━━ Material to process

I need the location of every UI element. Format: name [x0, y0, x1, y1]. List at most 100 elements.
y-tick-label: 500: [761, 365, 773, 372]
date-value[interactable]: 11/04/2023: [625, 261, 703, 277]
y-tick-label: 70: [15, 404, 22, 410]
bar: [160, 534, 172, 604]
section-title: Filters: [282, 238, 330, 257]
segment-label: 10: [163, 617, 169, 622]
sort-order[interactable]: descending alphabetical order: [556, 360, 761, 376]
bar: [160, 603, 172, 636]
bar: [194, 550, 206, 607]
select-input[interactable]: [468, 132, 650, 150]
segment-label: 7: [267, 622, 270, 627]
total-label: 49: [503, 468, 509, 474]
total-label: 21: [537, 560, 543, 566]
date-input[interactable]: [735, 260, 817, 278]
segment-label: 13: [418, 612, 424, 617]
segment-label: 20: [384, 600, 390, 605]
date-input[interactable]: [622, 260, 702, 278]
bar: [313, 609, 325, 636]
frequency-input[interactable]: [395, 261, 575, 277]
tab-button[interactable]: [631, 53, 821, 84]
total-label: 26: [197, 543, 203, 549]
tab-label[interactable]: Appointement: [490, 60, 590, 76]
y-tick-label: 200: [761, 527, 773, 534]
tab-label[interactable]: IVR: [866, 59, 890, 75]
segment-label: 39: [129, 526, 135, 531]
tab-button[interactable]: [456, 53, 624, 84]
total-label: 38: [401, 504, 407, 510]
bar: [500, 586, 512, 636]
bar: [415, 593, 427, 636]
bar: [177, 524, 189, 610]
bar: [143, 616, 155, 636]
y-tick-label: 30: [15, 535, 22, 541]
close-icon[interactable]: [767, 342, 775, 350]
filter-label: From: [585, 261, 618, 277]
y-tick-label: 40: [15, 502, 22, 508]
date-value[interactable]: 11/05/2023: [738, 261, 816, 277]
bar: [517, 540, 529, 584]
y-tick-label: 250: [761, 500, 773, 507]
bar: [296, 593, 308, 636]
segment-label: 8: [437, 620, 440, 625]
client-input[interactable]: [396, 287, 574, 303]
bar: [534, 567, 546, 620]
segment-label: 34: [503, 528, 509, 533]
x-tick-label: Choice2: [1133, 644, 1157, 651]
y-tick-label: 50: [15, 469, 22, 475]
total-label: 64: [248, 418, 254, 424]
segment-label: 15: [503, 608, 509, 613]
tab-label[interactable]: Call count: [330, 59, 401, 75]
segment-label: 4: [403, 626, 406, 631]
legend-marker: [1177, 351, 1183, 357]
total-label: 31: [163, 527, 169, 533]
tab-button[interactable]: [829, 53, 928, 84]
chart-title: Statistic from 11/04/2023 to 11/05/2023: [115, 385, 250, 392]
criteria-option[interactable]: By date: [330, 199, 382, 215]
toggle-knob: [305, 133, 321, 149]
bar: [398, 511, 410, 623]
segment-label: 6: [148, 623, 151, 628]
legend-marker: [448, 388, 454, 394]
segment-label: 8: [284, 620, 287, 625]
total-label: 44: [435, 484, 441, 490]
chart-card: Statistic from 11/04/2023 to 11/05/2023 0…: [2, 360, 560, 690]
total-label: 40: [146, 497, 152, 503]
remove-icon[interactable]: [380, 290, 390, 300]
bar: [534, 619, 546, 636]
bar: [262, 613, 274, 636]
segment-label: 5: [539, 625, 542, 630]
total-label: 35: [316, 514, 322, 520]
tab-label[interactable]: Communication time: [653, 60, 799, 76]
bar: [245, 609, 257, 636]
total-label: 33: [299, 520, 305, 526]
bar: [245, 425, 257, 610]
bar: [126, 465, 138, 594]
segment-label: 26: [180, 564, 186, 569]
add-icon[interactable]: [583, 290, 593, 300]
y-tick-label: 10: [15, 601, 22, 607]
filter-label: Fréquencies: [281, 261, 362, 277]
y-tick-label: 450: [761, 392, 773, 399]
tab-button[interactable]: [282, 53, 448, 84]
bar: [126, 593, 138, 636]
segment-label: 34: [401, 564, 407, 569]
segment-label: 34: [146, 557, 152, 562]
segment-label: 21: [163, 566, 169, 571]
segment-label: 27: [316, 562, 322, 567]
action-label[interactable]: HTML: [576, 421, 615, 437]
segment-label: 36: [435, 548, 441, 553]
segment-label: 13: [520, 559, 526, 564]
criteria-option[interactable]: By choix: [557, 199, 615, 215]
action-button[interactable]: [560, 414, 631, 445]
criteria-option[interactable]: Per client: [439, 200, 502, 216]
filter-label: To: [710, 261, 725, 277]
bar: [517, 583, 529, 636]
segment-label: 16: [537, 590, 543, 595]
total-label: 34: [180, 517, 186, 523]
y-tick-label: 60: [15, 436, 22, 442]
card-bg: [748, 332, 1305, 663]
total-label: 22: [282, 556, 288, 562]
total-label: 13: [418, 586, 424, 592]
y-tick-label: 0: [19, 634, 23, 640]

━━━━

▸ Given task
Reproduce every line of the records above without any changes, in the same order.

▸ Task solution
I need the location of every UI element. Format: name [x0, y0, x1, y1]. List at most 100 elements.
y-tick-label: 500: [761, 365, 773, 372]
date-value[interactable]: 11/04/2023: [625, 261, 703, 277]
y-tick-label: 70: [15, 404, 22, 410]
bar: [160, 534, 172, 604]
section-title: Filters: [282, 238, 330, 257]
segment-label: 10: [163, 617, 169, 622]
sort-order[interactable]: descending alphabetical order: [556, 360, 761, 376]
bar: [160, 603, 172, 636]
bar: [194, 550, 206, 607]
select-input[interactable]: [468, 132, 650, 150]
segment-label: 7: [267, 622, 270, 627]
total-label: 49: [503, 468, 509, 474]
total-label: 21: [537, 560, 543, 566]
date-input[interactable]: [735, 260, 817, 278]
segment-label: 13: [418, 612, 424, 617]
segment-label: 20: [384, 600, 390, 605]
date-input[interactable]: [622, 260, 702, 278]
bar: [313, 609, 325, 636]
frequency-input[interactable]: [395, 261, 575, 277]
tab-button[interactable]: [631, 53, 821, 84]
total-label: 26: [197, 543, 203, 549]
tab-label[interactable]: Appointement: [490, 60, 590, 76]
y-tick-label: 200: [761, 527, 773, 534]
tab-label[interactable]: IVR: [866, 59, 890, 75]
segment-label: 39: [129, 526, 135, 531]
tab-button[interactable]: [456, 53, 624, 84]
total-label: 38: [401, 504, 407, 510]
bar: [500, 586, 512, 636]
bar: [415, 593, 427, 636]
bar: [177, 524, 189, 610]
bar: [143, 616, 155, 636]
y-tick-label: 30: [15, 535, 22, 541]
close-icon[interactable]: [767, 342, 775, 350]
filter-label: From: [585, 261, 618, 277]
y-tick-label: 40: [15, 502, 22, 508]
date-value[interactable]: 11/05/2023: [738, 261, 816, 277]
bar: [517, 540, 529, 584]
y-tick-label: 250: [761, 500, 773, 507]
bar: [296, 593, 308, 636]
segment-label: 8: [437, 620, 440, 625]
client-input[interactable]: [396, 287, 574, 303]
bar: [534, 567, 546, 620]
segment-label: 34: [503, 528, 509, 533]
x-tick-label: Choice2: [1133, 644, 1157, 651]
y-tick-label: 50: [15, 469, 22, 475]
total-label: 64: [248, 418, 254, 424]
segment-label: 15: [503, 608, 509, 613]
tab-label[interactable]: Call count: [330, 59, 401, 75]
segment-label: 4: [403, 626, 406, 631]
legend-marker: [1177, 351, 1183, 357]
total-label: 31: [163, 527, 169, 533]
tab-button[interactable]: [829, 53, 928, 84]
chart-title: Statistic from 11/04/2023 to 11/05/2023: [115, 385, 250, 392]
criteria-option[interactable]: By date: [330, 199, 382, 215]
toggle-knob: [305, 133, 321, 149]
bar: [398, 511, 410, 623]
segment-label: 6: [148, 623, 151, 628]
legend-marker: [448, 388, 454, 394]
segment-label: 8: [284, 620, 287, 625]
total-label: 44: [435, 484, 441, 490]
chart-card: Statistic from 11/04/2023 to 11/05/2023 0…: [2, 360, 560, 690]
total-label: 40: [146, 497, 152, 503]
remove-icon[interactable]: [380, 290, 390, 300]
bar: [534, 619, 546, 636]
bar: [262, 613, 274, 636]
segment-label: 5: [539, 625, 542, 630]
total-label: 35: [316, 514, 322, 520]
tab-label[interactable]: Communication time: [653, 60, 799, 76]
bar: [245, 609, 257, 636]
total-label: 33: [299, 520, 305, 526]
bar: [245, 425, 257, 610]
bar: [126, 465, 138, 594]
segment-label: 26: [180, 564, 186, 569]
add-icon[interactable]: [583, 290, 593, 300]
y-tick-label: 10: [15, 601, 22, 607]
filter-label: Fréquencies: [281, 261, 362, 277]
y-tick-label: 450: [761, 392, 773, 399]
tab-button[interactable]: [282, 53, 448, 84]
bar: [126, 593, 138, 636]
segment-label: 34: [401, 564, 407, 569]
segment-label: 34: [146, 557, 152, 562]
segment-label: 21: [163, 566, 169, 571]
segment-label: 27: [316, 562, 322, 567]
action-label[interactable]: HTML: [576, 421, 615, 437]
segment-label: 36: [435, 548, 441, 553]
segment-label: 13: [520, 559, 526, 564]
criteria-option[interactable]: By choix: [557, 199, 615, 215]
action-button[interactable]: [560, 414, 631, 445]
criteria-option[interactable]: Per client: [439, 200, 502, 216]
filter-label: To: [710, 261, 725, 277]
bar: [517, 583, 529, 636]
segment-label: 16: [537, 590, 543, 595]
total-label: 34: [180, 517, 186, 523]
y-tick-label: 60: [15, 436, 22, 442]
card-bg: [748, 332, 1305, 663]
total-label: 22: [282, 556, 288, 562]
total-label: 13: [418, 586, 424, 592]
y-tick-label: 0: [19, 634, 23, 640]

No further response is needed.